• Extract provided:
Written by Catherine Hinrichsen, Seattle University’s Project on Family Homelessness
On his landmark 1989 album “New York,” Lou Reed told the story of a young boy living on the “Dirty Blvd.” The boy, Pedro, exists in miserable poverty, and is beaten regularly by his father “’cause he’s too tired to beg.” But Pedro still has dreams. Yes, he dreams of “being older and killing the old man,” and he dreams of making himself disappear using a book on magic that he found in a garbage can. Above all, Pedro wants to “fly fly away… from that Dirty Blvd.”
You hear that and shudder. But what’s behind that song? It’s bewitched me for 24 years, but it wasn’t until a couple of years ago that I fully understood what it was about.
Like many others, I’m feeling nostalgia tinged with sadness as I reflect upon the loss of Lou Reed, who died a few days ago. It’s not only because an influential artist died relatively young. It’s because of the memories his songs evoke, and because he’s able to pack such potency into one three-minute rock song. With “Dirty Blvd.,” Reed wrote the soundtrack of family homelessness in New York in the late 1980s.
My sister introduced me to this album in 1989 via a cassette tape copy she made for me.
“New York” is one of Reed’s most acclaimed albums. Rolling Stone has hailed it as one of the top albums of the 1980s.
All these years later, it’s still one of my most-treasured albums, though now I listen to it on CD or my iPod. No matter what the format, the music is as raw and vibrant as ever, and the messages are just as poignant, hard-hitting and truthful.
My sister’s timing had been quite fortunate. I was just about to move to New York City for a job. Listening to this album was my prep. New York City in the late 1980s was kind of a mess, and Reed perfectly captured the city’s angst.
He pointedly and bluntly described what it was like to be living in New York at the end of the decade of excess. Rolling Stone reviewer Anthony deCurtis called the album “a rock and roll version of ‘Bonfire of the Vanities,’” referring to the 1987 Tom Wolfe novel that provided wry social commentary of late-‘80s New York (and another favorite of mine).
The city was reeling from racially charged tragedies like Howard Beach, Eleanor Bumpurs, Michael Stewart and the Tompkins Square riot; watching young men die in droves from the burgeoning AIDS crisis; despairing at seeing Vietnam-era vets on the street; and reeling from controversies involving world leaders and famous politicians.
Reed memorializes all these signature events of the late 1980s. Disillusionment is all over this disc, especially when Reed refers to the “Statue of Bigotry” in not one but two different songs, pointing out the racial and economic disparities under the light of the torch.
“Dirty Blvd.” – the first song about family homelessness policy?
The album’s #1 single – and my favorite — was the song “Dirty Blvd.” The melody is simple; the chords are easy to play for beginning guitarists (G, D, A, D, repeat). The vocals are raspy, yet compassionate. The dynamics start quiet, then build to a volume of disdain. We meet a child and immediately learn of the deplorable conditions of his life:
Pedro lives out of the Wilshire Hotel
He looks out a window without glass
The walls are made of cardboard, newspapers on his feet
His father beats him ‘cause he’s too tired to beg.

• Written task 1: In the post on Lou Reed's "Dirty Blvd.," why does the writer call the sister's timing in sharing the album fortunate?
• Written task 2: Please rewrite the post on Lou Reed's "Dirty Blvd." starting with "Reed memorializes all" and going on through "of the torch.", putting "album" in place of "disc".
• Written task 3: Name every racially charged tragedy that the post on Lou Reed's "Dirty Blvd." says New York City was reeling from.

• Data extract:

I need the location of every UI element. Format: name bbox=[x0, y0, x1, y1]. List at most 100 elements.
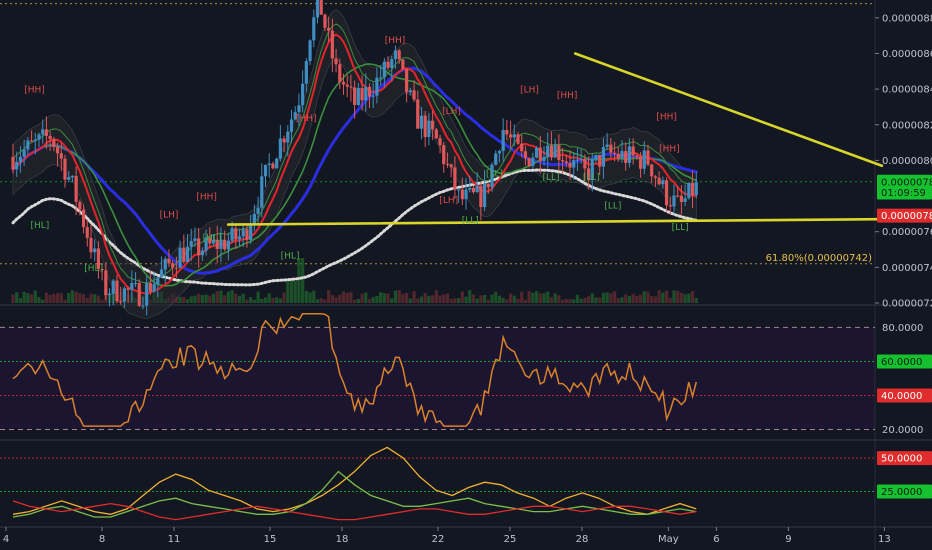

• Correct response 1: The writer was about to move to New York City for a job, so listening to the album served as preparation. Reed had captured the angst of a city that was "kind of a mess" in the late 1980s.

• Correct response 2:
Reed memorializes all these signature events of the late 1980s. Disillusionment is all over this album, especially when Reed refers to the “Statue of Bigotry” in not one but two different songs, pointing out the racial and economic disparities under the light of the torch.

• Correct response 3:
Howard Beach
Eleanor Bumpurs
Michael Stewart
the Tompkins Square riot